Return the data exactly, with all pictures removed.

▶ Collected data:

───

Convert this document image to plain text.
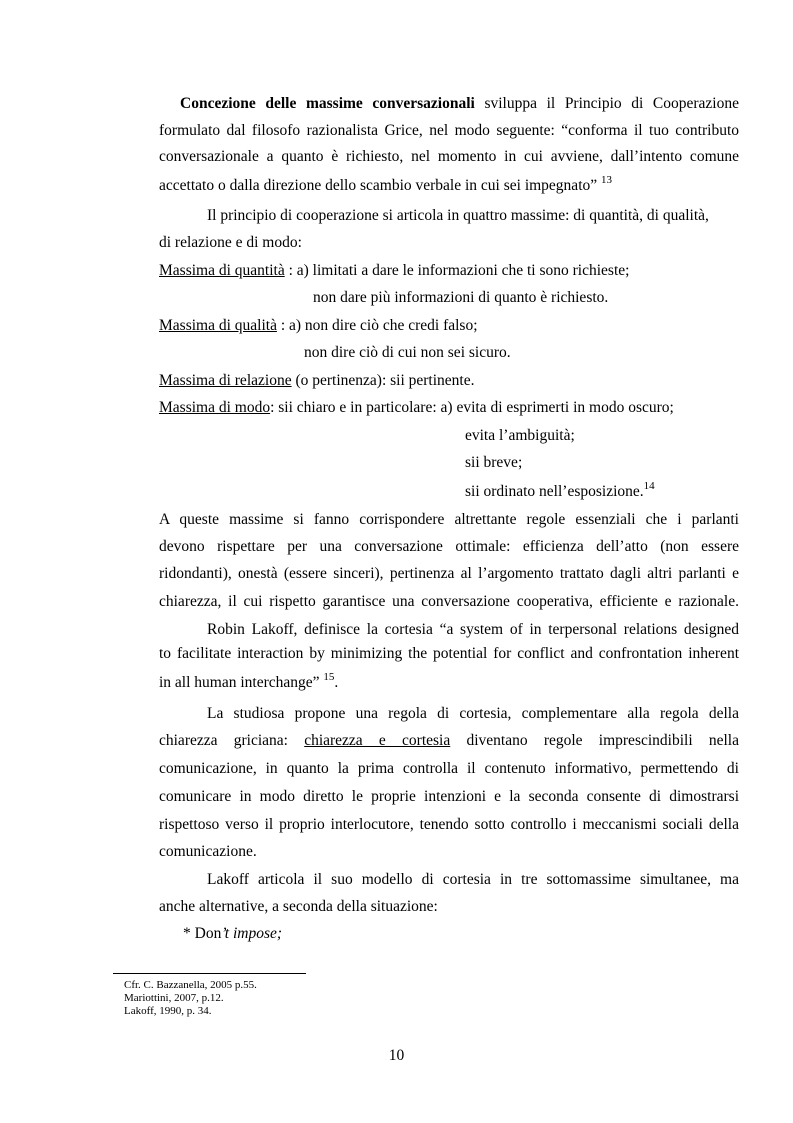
Concezione delle massime conversazionali sviluppa il Principio di Cooperazione
formulato dal filosofo razionalista Grice, nel modo seguente: “conforma il tuo contributo
conversazionale a quanto è richiesto, nel momento in cui avviene, dall’intento comune
accettato o dalla direzione dello scambio verbale in cui sei impegnato” $^{13}$
Il principio di cooperazione si articola in quattro massime: di quantità, di qualità,
di relazione e di modo:
Massima di quantità : a) limitati a dare le informazioni che ti sono richieste;
non dare più informazioni di quanto è richiesto.
Massima di qualità : a) non dire ciò che credi falso;
non dire ciò di cui non sei sicuro.
Massima di relazione (o pertinenza): sii pertinente.
Massima di modo: sii chiaro e in particolare: a) evita di esprimerti in modo oscuro;
evita l’ambiguità;
sii breve;
sii ordinato nell’esposizione.$^{14}$
A queste massime si fanno corrispondere altrettante regole essenziali che i parlanti
devono rispettare per una conversazione ottimale: efficienza dell’atto (non essere
ridondanti), onestà (essere sinceri), pertinenza al l’argomento trattato dagli altri parlanti e
chiarezza, il cui rispetto garantisce una conversazione cooperativa, efficiente e razionale.
Robin Lakoff, definisce la cortesia “a system of in terpersonal relations designed
to facilitate interaction by minimizing the potential for conflict and confrontation inherent
in all human interchange” $^{15}$.
La studiosa propone una regola di cortesia, complementare alla regola della
chiarezza griciana: chiarezza e cortesia diventano regole imprescindibili nella
comunicazione, in quanto la prima controlla il contenuto informativo, permettendo di
comunicare in modo diretto le proprie intenzioni e la seconda consente di dimostrarsi
rispettoso verso il proprio interlocutore, tenendo sotto controllo i meccanismi sociali della
comunicazione.
Lakoff articola il suo modello di cortesia in tre sottomassime simultanee, ma
anche alternative, a seconda della situazione:
* Don’t impose;
Cfr. C. Bazzanella, 2005 p.55.
Mariottini, 2007, p.12.
Lakoff, 1990, p. 34.
10
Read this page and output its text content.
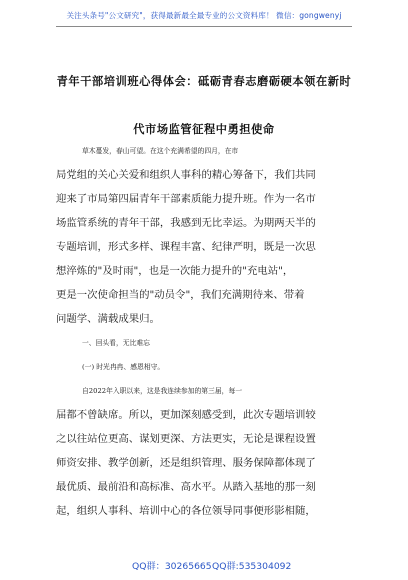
关注头条号"公文研究"，获得最新最全最专业的公文资料库！ 微信：gongwenyj
青年干部培训班心得体会：砥砺青春志磨砺硬本领在新时
代市场监管征程中勇担使命
草木蔓发，春山可望。在这个充满希望的四月，在市
局党组的关心关爱和组织人事科的精心筹备下，我们共同
迎来了市局第四届青年干部素质能力提升班。作为一名市
场监管系统的青年干部，我感到无比幸运。为期两天半的
专题培训，形式多样、课程丰富、纪律严明，既是一次思
想淬炼的"及时雨"，也是一次能力提升的"充电站"，
更是一次使命担当的"动员令"，我们充满期待来、带着
问题学、满载成果归。
一、回头看，无比难忘
(一) 时光冉冉、感恩相守。
自2022年入职以来，这是我连续参加的第三届，每一
届都不曾缺席。所以，更加深刻感受到，此次专题培训较
之以往站位更高、谋划更深、方法更实，无论是课程设置
师资安排、教学创新，还是组织管理、服务保障都体现了
最优质、最前沿和高标准、高水平。从踏入基地的那一刻
起，组织人事科、培训中心的各位领导同事便形影相随，
QQ群：30265665 QQ群:535304092
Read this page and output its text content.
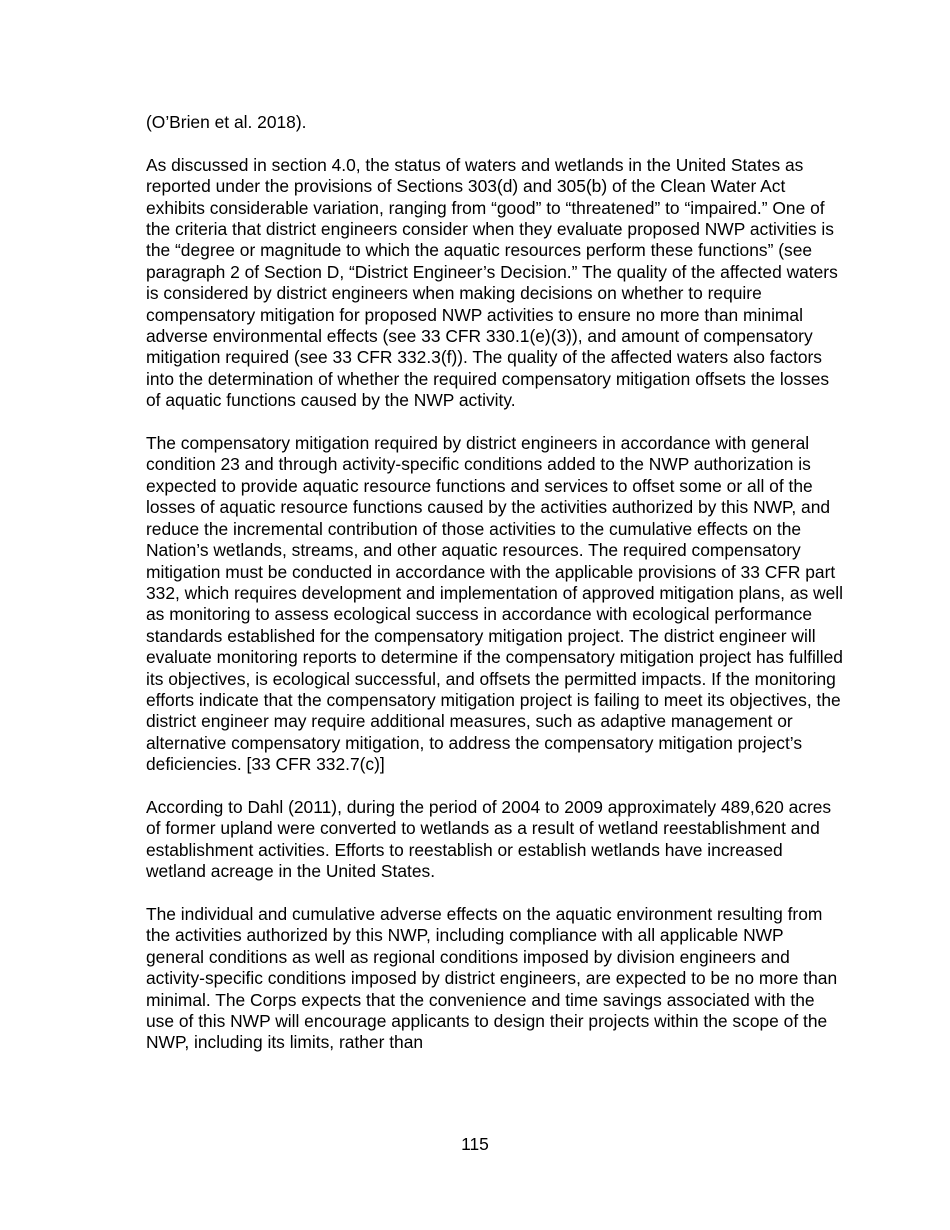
(O’Brien et al. 2018).

As discussed in section 4.0, the status of waters and wetlands in the United States as reported under the provisions of Sections 303(d) and 305(b) of the Clean Water Act exhibits considerable variation, ranging from “good” to “threatened” to “impaired.” One of the criteria that district engineers consider when they evaluate proposed NWP activities is the “degree or magnitude to which the aquatic resources perform these functions” (see paragraph 2 of Section D, “District Engineer’s Decision.” The quality of the affected waters is considered by district engineers when making decisions on whether to require compensatory mitigation for proposed NWP activities to ensure no more than minimal adverse environmental effects (see 33 CFR 330.1(e)(3)), and amount of compensatory mitigation required (see 33 CFR 332.3(f)). The quality of the affected waters also factors into the determination of whether the required compensatory mitigation offsets the losses of aquatic functions caused by the NWP activity.

The compensatory mitigation required by district engineers in accordance with general condition 23 and through activity-specific conditions added to the NWP authorization is expected to provide aquatic resource functions and services to offset some or all of the losses of aquatic resource functions caused by the activities authorized by this NWP, and reduce the incremental contribution of those activities to the cumulative effects on the Nation’s wetlands, streams, and other aquatic resources. The required compensatory mitigation must be conducted in accordance with the applicable provisions of 33 CFR part 332, which requires development and implementation of approved mitigation plans, as well as monitoring to assess ecological success in accordance with ecological performance standards established for the compensatory mitigation project. The district engineer will evaluate monitoring reports to determine if the compensatory mitigation project has fulfilled its objectives, is ecological successful, and offsets the permitted impacts. If the monitoring efforts indicate that the compensatory mitigation project is failing to meet its objectives, the district engineer may require additional measures, such as adaptive management or alternative compensatory mitigation, to address the compensatory mitigation project’s deficiencies. [33 CFR 332.7(c)]

According to Dahl (2011), during the period of 2004 to 2009 approximately 489,620 acres of former upland were converted to wetlands as a result of wetland reestablishment and establishment activities. Efforts to reestablish or establish wetlands have increased wetland acreage in the United States.

The individual and cumulative adverse effects on the aquatic environment resulting from the activities authorized by this NWP, including compliance with all applicable NWP general conditions as well as regional conditions imposed by division engineers and activity-specific conditions imposed by district engineers, are expected to be no more than minimal. The Corps expects that the convenience and time savings associated with the use of this NWP will encourage applicants to design their projects within the scope of the NWP, including its limits, rather than

115
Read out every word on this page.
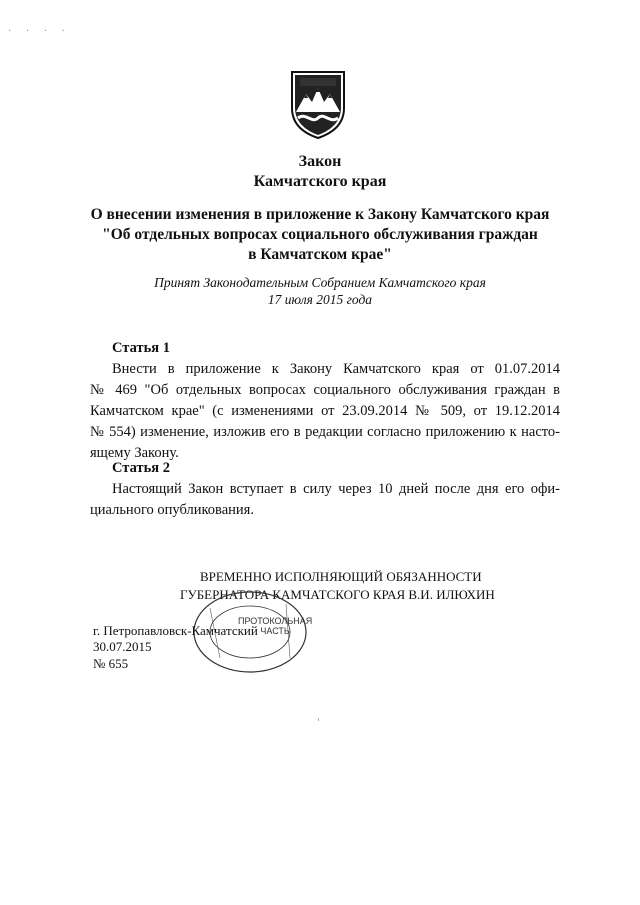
· · · ·
Закон
Камчатского края
О внесении изменения в приложение к Закону Камчатского края
"Об отдельных вопросах социального обслуживания граждан
в Камчатском крае"
Принят Законодательным Собранием Камчатского края
17 июля 2015 года
Статья 1
Внести в приложение к Закону Камчатского края от 01.07.2014
№ 469 "Об отдельных вопросах социального обслуживания граждан в
Камчатском крае" (с изменениями от 23.09.2014 № 509, от 19.12.2014
№ 554) изменение, изложив его в редакции согласно приложению к насто-
ящему Закону.
Статья 2
Настоящий Закон вступает в силу через 10 дней после дня его офи-
циального опубликования.
ВРЕМЕННО ИСПОЛНЯЮЩИЙ ОБЯЗАННОСТИ
ГУБЕРНАТОРА КАМЧАТСКОГО КРАЯ В.И. ИЛЮХИН
ПРОТОКОЛЬНАЯ
ЧАСТЬ
г. Петропавловск-Камчатский
30.07.2015
№ 655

───

▶ Response:
Convert this document image to plain text.
Concezione delle massime conversazionali sviluppa il Principio di Cooperazione
formulato dal filosofo razionalista Grice, nel modo seguente: “conforma il tuo contributo
conversazionale a quanto è richiesto, nel momento in cui avviene, dall’intento comune
accettato o dalla direzione dello scambio verbale in cui sei impegnato” $^{13}$
Il principio di cooperazione si articola in quattro massime: di quantità, di qualità,
di relazione e di modo:
Massima di quantità : a) limitati a dare le informazioni che ti sono richieste;
non dare più informazioni di quanto è richiesto.
Massima di qualità : a) non dire ciò che credi falso;
non dire ciò di cui non sei sicuro.
Massima di relazione (o pertinenza): sii pertinente.
Massima di modo: sii chiaro e in particolare: a) evita di esprimerti in modo oscuro;
evita l’ambiguità;
sii breve;
sii ordinato nell’esposizione.$^{14}$
A queste massime si fanno corrispondere altrettante regole essenziali che i parlanti
devono rispettare per una conversazione ottimale: efficienza dell’atto (non essere
ridondanti), onestà (essere sinceri), pertinenza al l’argomento trattato dagli altri parlanti e
chiarezza, il cui rispetto garantisce una conversazione cooperativa, efficiente e razionale.
Robin Lakoff, definisce la cortesia “a system of in terpersonal relations designed
to facilitate interaction by minimizing the potential for conflict and confrontation inherent
in all human interchange” $^{15}$.
La studiosa propone una regola di cortesia, complementare alla regola della
chiarezza griciana: chiarezza e cortesia diventano regole imprescindibili nella
comunicazione, in quanto la prima controlla il contenuto informativo, permettendo di
comunicare in modo diretto le proprie intenzioni e la seconda consente di dimostrarsi
rispettoso verso il proprio interlocutore, tenendo sotto controllo i meccanismi sociali della
comunicazione.
Lakoff articola il suo modello di cortesia in tre sottomassime simultanee, ma
anche alternative, a seconda della situazione:
* Don’t impose;
Cfr. C. Bazzanella, 2005 p.55.
Mariottini, 2007, p.12.
Lakoff, 1990, p. 34.
10
Read this page and output its text content.
关注头条号"公文研究"，获得最新最全最专业的公文资料库！ 微信：gongwenyj
青年干部培训班心得体会：砥砺青春志磨砺硬本领在新时
代市场监管征程中勇担使命
草木蔓发，春山可望。在这个充满希望的四月，在市
局党组的关心关爱和组织人事科的精心筹备下，我们共同
迎来了市局第四届青年干部素质能力提升班。作为一名市
场监管系统的青年干部，我感到无比幸运。为期两天半的
专题培训，形式多样、课程丰富、纪律严明，既是一次思
想淬炼的"及时雨"，也是一次能力提升的"充电站"，
更是一次使命担当的"动员令"，我们充满期待来、带着
问题学、满载成果归。
一、回头看，无比难忘
(一) 时光冉冉、感恩相守。
自2022年入职以来，这是我连续参加的第三届，每一
届都不曾缺席。所以，更加深刻感受到，此次专题培训较
之以往站位更高、谋划更深、方法更实，无论是课程设置
师资安排、教学创新，还是组织管理、服务保障都体现了
最优质、最前沿和高标准、高水平。从踏入基地的那一刻
起，组织人事科、培训中心的各位领导同事便形影相随，
QQ群：30265665 QQ群:535304092
Read this page and output its text content.
(O’Brien et al. 2018).

As discussed in section 4.0, the status of waters and wetlands in the United States as reported under the provisions of Sections 303(d) and 305(b) of the Clean Water Act exhibits considerable variation, ranging from “good” to “threatened” to “impaired.” One of the criteria that district engineers consider when they evaluate proposed NWP activities is the “degree or magnitude to which the aquatic resources perform these functions” (see paragraph 2 of Section D, “District Engineer’s Decision.” The quality of the affected waters is considered by district engineers when making decisions on whether to require compensatory mitigation for proposed NWP activities to ensure no more than minimal adverse environmental effects (see 33 CFR 330.1(e)(3)), and amount of compensatory mitigation required (see 33 CFR 332.3(f)). The quality of the affected waters also factors into the determination of whether the required compensatory mitigation offsets the losses of aquatic functions caused by the NWP activity.

The compensatory mitigation required by district engineers in accordance with general condition 23 and through activity-specific conditions added to the NWP authorization is expected to provide aquatic resource functions and services to offset some or all of the losses of aquatic resource functions caused by the activities authorized by this NWP, and reduce the incremental contribution of those activities to the cumulative effects on the Nation’s wetlands, streams, and other aquatic resources. The required compensatory mitigation must be conducted in accordance with the applicable provisions of 33 CFR part 332, which requires development and implementation of approved mitigation plans, as well as monitoring to assess ecological success in accordance with ecological performance standards established for the compensatory mitigation project. The district engineer will evaluate monitoring reports to determine if the compensatory mitigation project has fulfilled its objectives, is ecological successful, and offsets the permitted impacts. If the monitoring efforts indicate that the compensatory mitigation project is failing to meet its objectives, the district engineer may require additional measures, such as adaptive management or alternative compensatory mitigation, to address the compensatory mitigation project’s deficiencies. [33 CFR 332.7(c)]

According to Dahl (2011), during the period of 2004 to 2009 approximately 489,620 acres of former upland were converted to wetlands as a result of wetland reestablishment and establishment activities. Efforts to reestablish or establish wetlands have increased wetland acreage in the United States.

The individual and cumulative adverse effects on the aquatic environment resulting from the activities authorized by this NWP, including compliance with all applicable NWP general conditions as well as regional conditions imposed by division engineers and activity-specific conditions imposed by district engineers, are expected to be no more than minimal. The Corps expects that the convenience and time savings associated with the use of this NWP will encourage applicants to design their projects within the scope of the NWP, including its limits, rather than

115
Read out every word on this page.
· · · ·
Закон
Камчатского края
О внесении изменения в приложение к Закону Камчатского края
"Об отдельных вопросах социального обслуживания граждан
в Камчатском крае"
Принят Законодательным Собранием Камчатского края
17 июля 2015 года
Статья 1
Внести в приложение к Закону Камчатского края от 01.07.2014
№ 469 "Об отдельных вопросах социального обслуживания граждан в
Камчатском крае" (с изменениями от 23.09.2014 № 509, от 19.12.2014
№ 554) изменение, изложив его в редакции согласно приложению к насто-
ящему Закону.
Статья 2
Настоящий Закон вступает в силу через 10 дней после дня его офи-
циального опубликования.
ВРЕМЕННО ИСПОЛНЯЮЩИЙ ОБЯЗАННОСТИ
ГУБЕРНАТОРА КАМЧАТСКОГО КРАЯ В.И. ИЛЮХИН
ПРОТОКОЛЬНАЯ
ЧАСТЬ
г. Петропавловск-Камчатский
30.07.2015
№ 655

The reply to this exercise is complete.